Compile every line that includes the word "Consejería".

Items listed in a dataset:
** Start **

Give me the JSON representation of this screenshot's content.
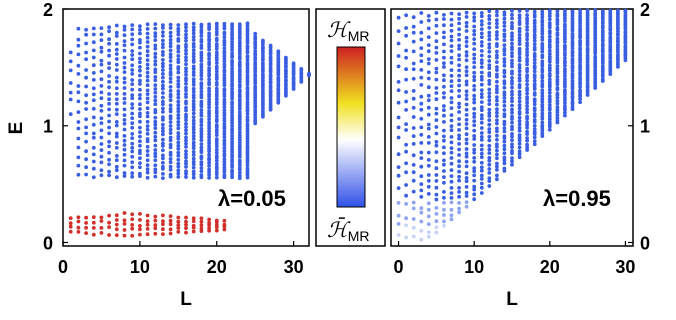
{
  "chart_data": [
    {
      "type": "scatter",
      "xlabel": "L",
      "ylabel": "E",
      "xlim": [
        0,
        32
      ],
      "ylim": [
        -0.03,
        2.0
      ],
      "xticks": [
        "0",
        "10",
        "20",
        "30"
      ],
      "yticks": [
        "0",
        "1",
        "2"
      ],
      "annotation": "λ=0.05",
      "colorbar": "shared, between panels",
      "series": [
        {
          "color": "#3a5ee0",
          "bands": [
            {
              "L_from": 1,
              "L_to": 32,
              "E_min": 0.55,
              "E_max": 1.89
            }
          ]
        },
        {
          "color": "#d2302a",
          "bands": [
            {
              "L_from": 1,
              "L_to": 21,
              "E_min": 0.04,
              "E_max": 0.27
            }
          ]
        }
      ]
    },
    {
      "type": "scatter",
      "xlabel": "L",
      "ylabel": "E",
      "xlim": [
        -1,
        31
      ],
      "ylim": [
        -0.03,
        2.0
      ],
      "xticks": [
        "0",
        "10",
        "20",
        "30"
      ],
      "yticks": [
        "0",
        "1",
        "2"
      ],
      "annotation": "λ=0.95",
      "series": [
        {
          "color": "#3a5ee0",
          "bands": [
            {
              "L_from": 0,
              "L_to": 30,
              "E_min": 0.02,
              "E_max": 2.0
            }
          ]
        }
      ]
    }
  ],
  "colorbar": {
    "top_label": "ℋ",
    "top_sub": "MR",
    "bottom_label": "ℋ̄",
    "bottom_sub": "MR",
    "colors": [
      "#cc2020",
      "#f0e020",
      "#ffffff",
      "#3050e8"
    ]
  }
}
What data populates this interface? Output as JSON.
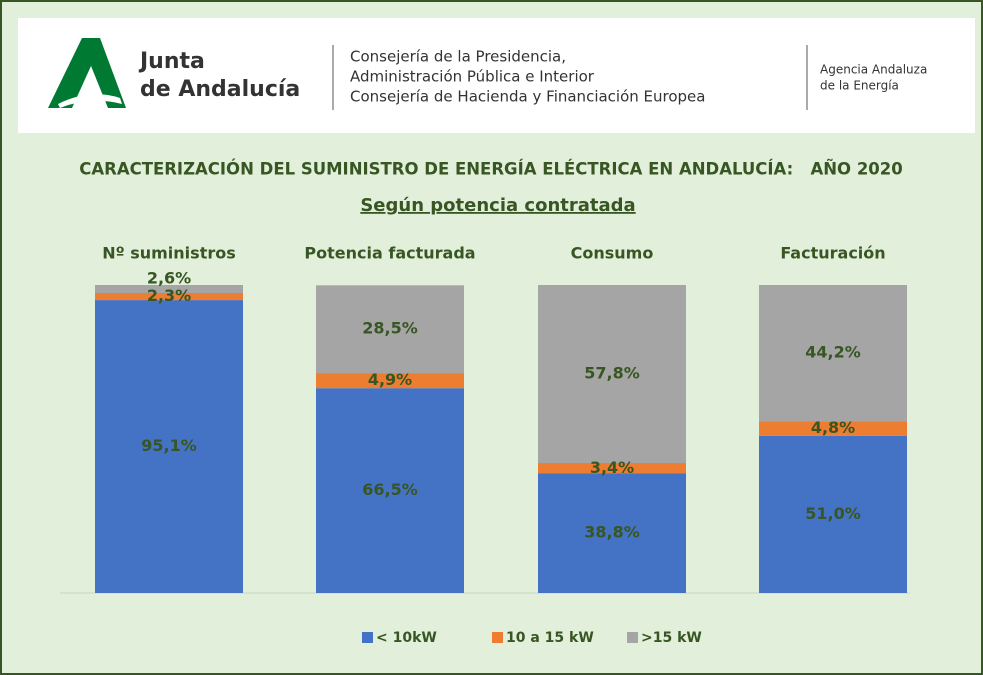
{
  "header": {
    "brand_line1": "Junta",
    "brand_line2": "de Andalucía",
    "dept_line1": "Consejería de la Presidencia,",
    "dept_line2": "Administración Pública e Interior",
    "dept_line3": "Consejería de Hacienda y Financiación Europea",
    "agency_line1": "Agencia Andaluza",
    "agency_line2": "de la Energía"
  },
  "chart_data": {
    "type": "stacked_bar",
    "title": "CARACTERIZACIÓN DEL SUMINISTRO DE ENERGÍA ELÉCTRICA EN ANDALUCÍA:   AÑO 2020",
    "subtitle": "Según potencia contratada",
    "categories": [
      "Nº suministros",
      "Potencia facturada",
      "Consumo",
      "Facturación"
    ],
    "series": [
      {
        "name": "< 10kW",
        "color": "#4472c4",
        "values": [
          95.1,
          66.5,
          38.8,
          51.0
        ],
        "value_labels": [
          "95,1%",
          "66,5%",
          "38,8%",
          "51,0%"
        ]
      },
      {
        "name": "10 a 15 kW",
        "color": "#ed7d31",
        "values": [
          2.3,
          4.9,
          3.4,
          4.8
        ],
        "value_labels": [
          "2,3%",
          "4,9%",
          "3,4%",
          "4,8%"
        ]
      },
      {
        "name": ">15 kW",
        "color": "#a5a5a5",
        "values": [
          2.6,
          28.5,
          57.8,
          44.2
        ],
        "value_labels": [
          "2,6%",
          "28,5%",
          "57,8%",
          "44,2%"
        ]
      }
    ],
    "ylim": [
      0,
      100
    ],
    "legend": "bottom"
  }
}
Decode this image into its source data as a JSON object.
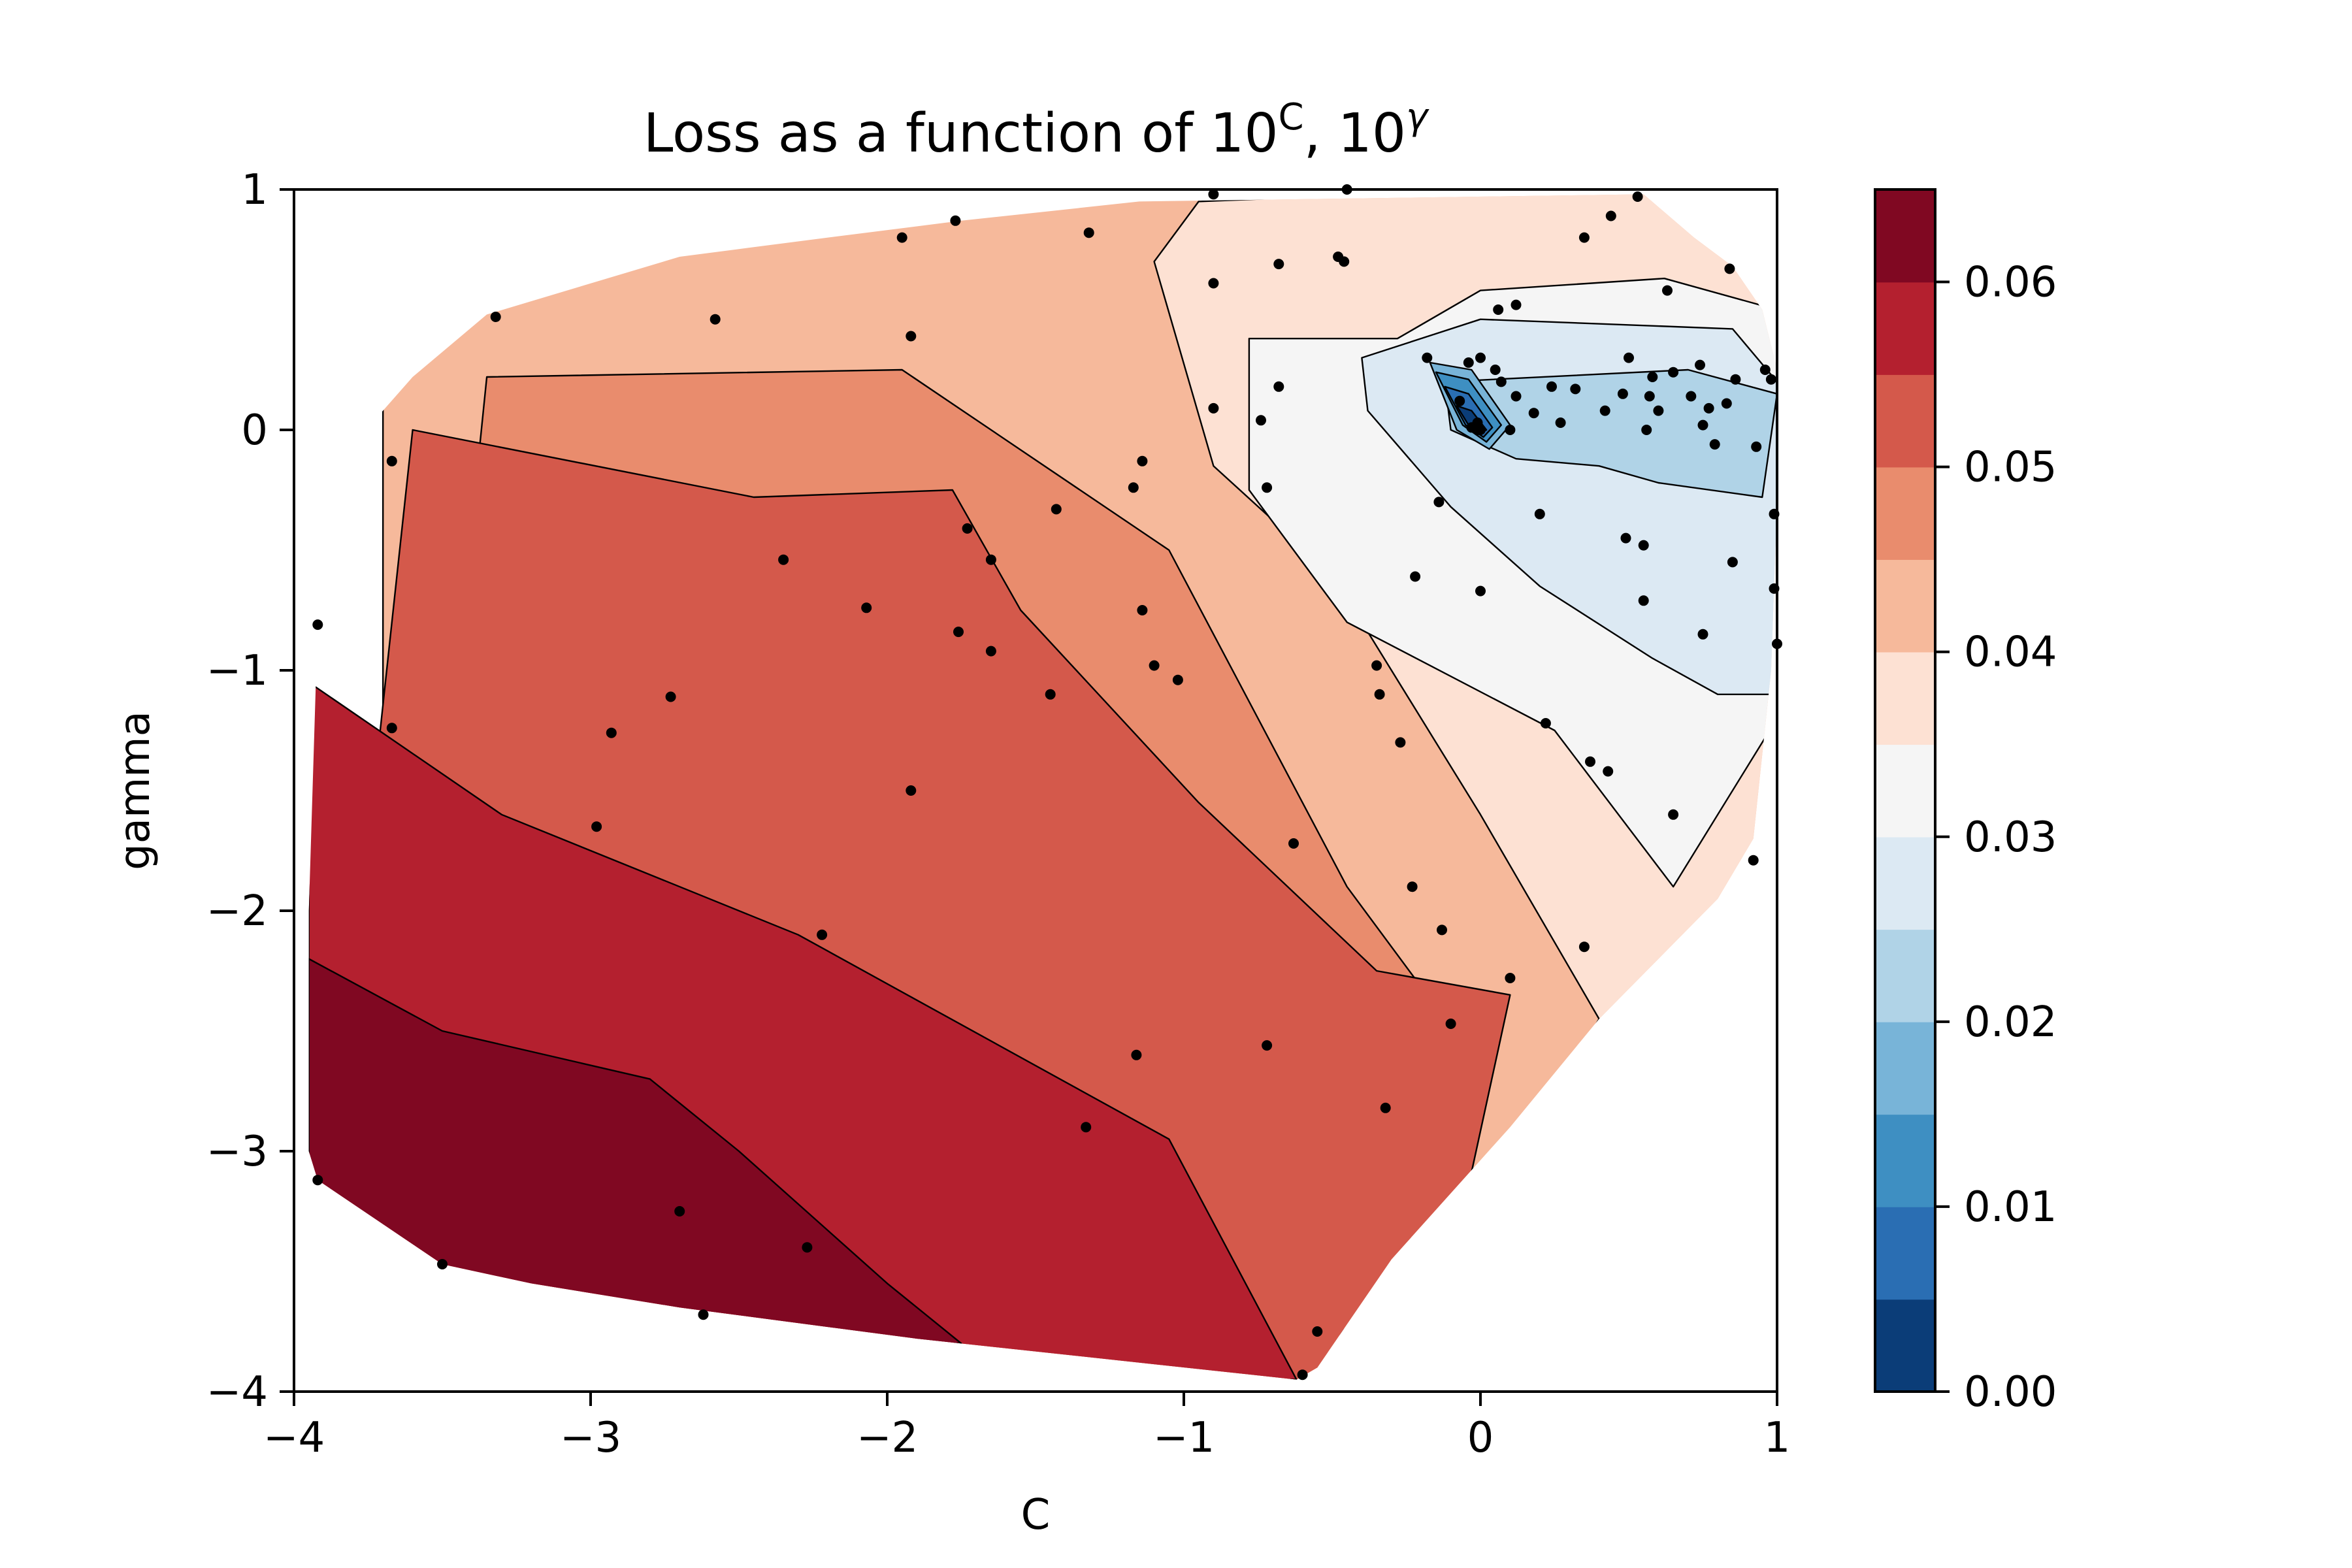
{
  "chart_data": {
    "type": "contourf",
    "title": "Loss as a function of 10",
    "title_sup_1": "C",
    "title_sep": ", 10",
    "title_sup_2": "γ",
    "xlabel": "C",
    "ylabel": "gamma",
    "xlim": [
      -4,
      1
    ],
    "ylim": [
      -4,
      1
    ],
    "x_ticks": [
      -4,
      -3,
      -2,
      -1,
      0,
      1
    ],
    "x_tick_labels": [
      "−4",
      "−3",
      "−2",
      "−1",
      "0",
      "1"
    ],
    "y_ticks": [
      -4,
      -3,
      -2,
      -1,
      0,
      1
    ],
    "y_tick_labels": [
      "−4",
      "−3",
      "−2",
      "−1",
      "0",
      "1"
    ],
    "colorbar": {
      "min": 0.0,
      "max": 0.065,
      "levels": [
        0.0,
        0.005,
        0.01,
        0.015,
        0.02,
        0.025,
        0.03,
        0.035,
        0.04,
        0.045,
        0.05,
        0.055,
        0.06,
        0.065
      ],
      "colors": [
        "#0b3d78",
        "#2a6eb3",
        "#3e8fc2",
        "#78b4d8",
        "#b0d3e7",
        "#dce9f3",
        "#f5f5f5",
        "#fde1d3",
        "#f6b99b",
        "#e98c6d",
        "#d4594b",
        "#b4202f",
        "#800822"
      ],
      "tick_values": [
        0.0,
        0.01,
        0.02,
        0.03,
        0.04,
        0.05,
        0.06
      ],
      "tick_labels": [
        "0.00",
        "0.01",
        "0.02",
        "0.03",
        "0.04",
        "0.05",
        "0.06"
      ]
    },
    "grid": false,
    "regions": [
      {
        "level_index": 8,
        "points": [
          [
            -3.7,
            -4
          ],
          [
            -3.7,
            1
          ],
          [
            1,
            1
          ],
          [
            1,
            -4
          ]
        ]
      },
      {
        "level_index": 7,
        "points": [
          [
            -0.95,
            0.95
          ],
          [
            0.05,
            1.0
          ],
          [
            1,
            1
          ],
          [
            1,
            -4
          ],
          [
            -0.35,
            -4
          ],
          [
            0.4,
            -2.45
          ],
          [
            0.0,
            -1.6
          ],
          [
            -0.5,
            -0.6
          ],
          [
            -0.9,
            -0.15
          ],
          [
            -1.1,
            0.7
          ]
        ]
      },
      {
        "level_index": 6,
        "points": [
          [
            -0.28,
            0.38
          ],
          [
            0.0,
            0.58
          ],
          [
            0.62,
            0.63
          ],
          [
            1.0,
            0.5
          ],
          [
            1.0,
            -1.2
          ],
          [
            0.65,
            -1.9
          ],
          [
            0.25,
            -1.25
          ],
          [
            -0.45,
            -0.8
          ],
          [
            -0.78,
            -0.25
          ],
          [
            -0.78,
            0.38
          ]
        ]
      },
      {
        "level_index": 5,
        "points": [
          [
            -0.4,
            0.3
          ],
          [
            0.0,
            0.46
          ],
          [
            0.85,
            0.42
          ],
          [
            1.0,
            0.2
          ],
          [
            1.0,
            -1.1
          ],
          [
            0.8,
            -1.1
          ],
          [
            0.58,
            -0.95
          ],
          [
            0.2,
            -0.65
          ],
          [
            -0.1,
            -0.32
          ],
          [
            -0.38,
            0.08
          ]
        ]
      },
      {
        "level_index": 4,
        "points": [
          [
            -0.12,
            0.2
          ],
          [
            0.7,
            0.25
          ],
          [
            1.0,
            0.15
          ],
          [
            0.95,
            -0.28
          ],
          [
            0.6,
            -0.22
          ],
          [
            0.4,
            -0.15
          ],
          [
            0.12,
            -0.12
          ],
          [
            -0.1,
            0.0
          ]
        ]
      },
      {
        "level_index": 3,
        "points": [
          [
            -0.17,
            0.28
          ],
          [
            -0.03,
            0.25
          ],
          [
            0.1,
            0.02
          ],
          [
            0.03,
            -0.08
          ],
          [
            -0.08,
            0.0
          ]
        ]
      },
      {
        "level_index": 2,
        "points": [
          [
            -0.15,
            0.24
          ],
          [
            -0.04,
            0.21
          ],
          [
            0.07,
            0.02
          ],
          [
            0.02,
            -0.05
          ],
          [
            -0.06,
            0.02
          ]
        ]
      },
      {
        "level_index": 1,
        "points": [
          [
            -0.12,
            0.18
          ],
          [
            -0.04,
            0.15
          ],
          [
            0.04,
            0.01
          ],
          [
            0.01,
            -0.03
          ],
          [
            -0.05,
            0.02
          ]
        ]
      },
      {
        "level_index": 0,
        "points": [
          [
            -0.08,
            0.1
          ],
          [
            -0.03,
            0.08
          ],
          [
            0.02,
            0.0
          ],
          [
            -0.01,
            -0.02
          ],
          [
            -0.04,
            0.02
          ]
        ]
      },
      {
        "level_index": 9,
        "points": [
          [
            -3.35,
            0.22
          ],
          [
            -1.95,
            0.25
          ],
          [
            -1.05,
            -0.5
          ],
          [
            -0.45,
            -1.9
          ],
          [
            -0.15,
            -2.4
          ],
          [
            -0.45,
            -3.7
          ],
          [
            -0.55,
            -4
          ],
          [
            -3.7,
            -4
          ]
        ]
      },
      {
        "level_index": 10,
        "points": [
          [
            -3.6,
            0.0
          ],
          [
            -2.45,
            -0.28
          ],
          [
            -1.78,
            -0.25
          ],
          [
            -1.55,
            -0.75
          ],
          [
            -0.95,
            -1.55
          ],
          [
            -0.35,
            -2.25
          ],
          [
            0.1,
            -2.35
          ],
          [
            -0.05,
            -3.2
          ],
          [
            -0.3,
            -3.65
          ],
          [
            -0.6,
            -4
          ],
          [
            -3.95,
            -4
          ]
        ]
      },
      {
        "level_index": 11,
        "points": [
          [
            -3.95,
            -1.05
          ],
          [
            -3.3,
            -1.6
          ],
          [
            -2.3,
            -2.1
          ],
          [
            -1.05,
            -2.95
          ],
          [
            -0.62,
            -3.95
          ],
          [
            -3.95,
            -3.95
          ]
        ]
      },
      {
        "level_index": 12,
        "points": [
          [
            -3.95,
            -2.2
          ],
          [
            -3.5,
            -2.5
          ],
          [
            -2.8,
            -2.7
          ],
          [
            -2.5,
            -3.0
          ],
          [
            -2.0,
            -3.55
          ],
          [
            -1.75,
            -3.8
          ],
          [
            -3.95,
            -3.8
          ],
          [
            -3.95,
            -3.1
          ]
        ]
      }
    ],
    "hull": [
      [
        -3.92,
        -3.12
      ],
      [
        -3.5,
        -3.47
      ],
      [
        -3.2,
        -3.55
      ],
      [
        -2.7,
        -3.65
      ],
      [
        -1.9,
        -3.78
      ],
      [
        -0.62,
        -3.95
      ],
      [
        -0.55,
        -3.9
      ],
      [
        -0.3,
        -3.45
      ],
      [
        0.1,
        -2.9
      ],
      [
        0.4,
        -2.45
      ],
      [
        0.8,
        -1.95
      ],
      [
        0.92,
        -1.7
      ],
      [
        0.98,
        -1.0
      ],
      [
        1.0,
        -0.3
      ],
      [
        1.0,
        0.25
      ],
      [
        0.95,
        0.5
      ],
      [
        0.85,
        0.68
      ],
      [
        0.72,
        0.8
      ],
      [
        0.55,
        0.98
      ],
      [
        -1.15,
        0.95
      ],
      [
        -1.75,
        0.87
      ],
      [
        -2.2,
        0.8
      ],
      [
        -2.7,
        0.72
      ],
      [
        -3.35,
        0.48
      ],
      [
        -3.6,
        0.22
      ],
      [
        -3.9,
        -0.2
      ],
      [
        -3.92,
        -0.8
      ],
      [
        -3.95,
        -2.0
      ],
      [
        -3.95,
        -3.0
      ]
    ],
    "sample_points": [
      [
        -3.92,
        -3.12
      ],
      [
        -3.5,
        -3.47
      ],
      [
        -2.62,
        -3.68
      ],
      [
        -2.7,
        -3.25
      ],
      [
        -2.27,
        -3.4
      ],
      [
        -0.6,
        -3.93
      ],
      [
        -0.55,
        -3.75
      ],
      [
        -1.33,
        -2.9
      ],
      [
        -0.32,
        -2.82
      ],
      [
        -1.16,
        -2.6
      ],
      [
        -0.72,
        -2.56
      ],
      [
        -0.1,
        -2.47
      ],
      [
        0.1,
        -2.28
      ],
      [
        0.35,
        -2.15
      ],
      [
        -0.13,
        -2.08
      ],
      [
        -0.23,
        -1.9
      ],
      [
        -0.63,
        -1.72
      ],
      [
        -2.22,
        -2.1
      ],
      [
        -1.92,
        -1.5
      ],
      [
        -2.98,
        -1.65
      ],
      [
        -2.93,
        -1.26
      ],
      [
        -3.67,
        -1.24
      ],
      [
        -3.92,
        -0.81
      ],
      [
        -2.73,
        -1.11
      ],
      [
        -1.45,
        -1.1
      ],
      [
        -1.1,
        -0.98
      ],
      [
        -1.02,
        -1.04
      ],
      [
        -0.35,
        -0.98
      ],
      [
        -0.34,
        -1.1
      ],
      [
        -0.27,
        -1.3
      ],
      [
        0.22,
        -1.22
      ],
      [
        0.37,
        -1.38
      ],
      [
        0.43,
        -1.42
      ],
      [
        0.65,
        -1.6
      ],
      [
        0.92,
        -1.79
      ],
      [
        -1.76,
        -0.84
      ],
      [
        -1.65,
        -0.92
      ],
      [
        -2.07,
        -0.74
      ],
      [
        -2.35,
        -0.54
      ],
      [
        -1.73,
        -0.41
      ],
      [
        -1.65,
        -0.54
      ],
      [
        -1.43,
        -0.33
      ],
      [
        -1.14,
        -0.75
      ],
      [
        -3.67,
        -0.13
      ],
      [
        -3.32,
        0.47
      ],
      [
        -2.58,
        0.46
      ],
      [
        -1.92,
        0.39
      ],
      [
        -1.95,
        0.8
      ],
      [
        -1.77,
        0.87
      ],
      [
        -1.32,
        0.82
      ],
      [
        -0.9,
        0.09
      ],
      [
        -0.74,
        0.04
      ],
      [
        -0.72,
        -0.24
      ],
      [
        -1.14,
        -0.13
      ],
      [
        -1.17,
        -0.24
      ],
      [
        -0.9,
        0.61
      ],
      [
        -0.68,
        0.69
      ],
      [
        -0.48,
        0.72
      ],
      [
        -0.46,
        0.7
      ],
      [
        -0.9,
        0.98
      ],
      [
        -0.45,
        1.0
      ],
      [
        0.53,
        0.97
      ],
      [
        0.35,
        0.8
      ],
      [
        0.44,
        0.89
      ],
      [
        0.84,
        0.67
      ],
      [
        0.63,
        0.58
      ],
      [
        0.06,
        0.5
      ],
      [
        0.12,
        0.52
      ],
      [
        -0.68,
        0.18
      ],
      [
        -0.22,
        -0.61
      ],
      [
        -0.14,
        -0.3
      ],
      [
        0.0,
        -0.67
      ],
      [
        0.2,
        -0.35
      ],
      [
        0.49,
        -0.45
      ],
      [
        0.55,
        -0.71
      ],
      [
        0.75,
        -0.85
      ],
      [
        0.85,
        -0.55
      ],
      [
        0.99,
        -0.35
      ],
      [
        0.99,
        -0.66
      ],
      [
        1.0,
        -0.89
      ],
      [
        0.55,
        -0.48
      ],
      [
        0.5,
        0.3
      ],
      [
        0.58,
        0.22
      ],
      [
        0.65,
        0.24
      ],
      [
        0.74,
        0.27
      ],
      [
        0.86,
        0.21
      ],
      [
        0.96,
        0.25
      ],
      [
        0.98,
        0.21
      ],
      [
        -0.18,
        0.3
      ],
      [
        -0.04,
        0.28
      ],
      [
        0.0,
        0.3
      ],
      [
        0.05,
        0.25
      ],
      [
        -0.07,
        0.12
      ],
      [
        0.07,
        0.2
      ],
      [
        0.12,
        0.14
      ],
      [
        0.24,
        0.18
      ],
      [
        0.32,
        0.17
      ],
      [
        0.48,
        0.15
      ],
      [
        0.57,
        0.14
      ],
      [
        0.6,
        0.08
      ],
      [
        0.71,
        0.14
      ],
      [
        0.77,
        0.09
      ],
      [
        0.83,
        0.11
      ],
      [
        -0.03,
        0.01
      ],
      [
        -0.01,
        0.03
      ],
      [
        0.0,
        0.0
      ],
      [
        0.1,
        0.0
      ],
      [
        0.18,
        0.07
      ],
      [
        0.27,
        0.03
      ],
      [
        0.42,
        0.08
      ],
      [
        0.56,
        0.0
      ],
      [
        0.75,
        0.02
      ],
      [
        0.79,
        -0.06
      ],
      [
        0.93,
        -0.07
      ]
    ]
  }
}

** End **

RIGHT ANSWER ->
    "dept_line1": "Consejería de la Presidencia,",
    "dept_line3": "Consejería de Hacienda y Financiación Europea",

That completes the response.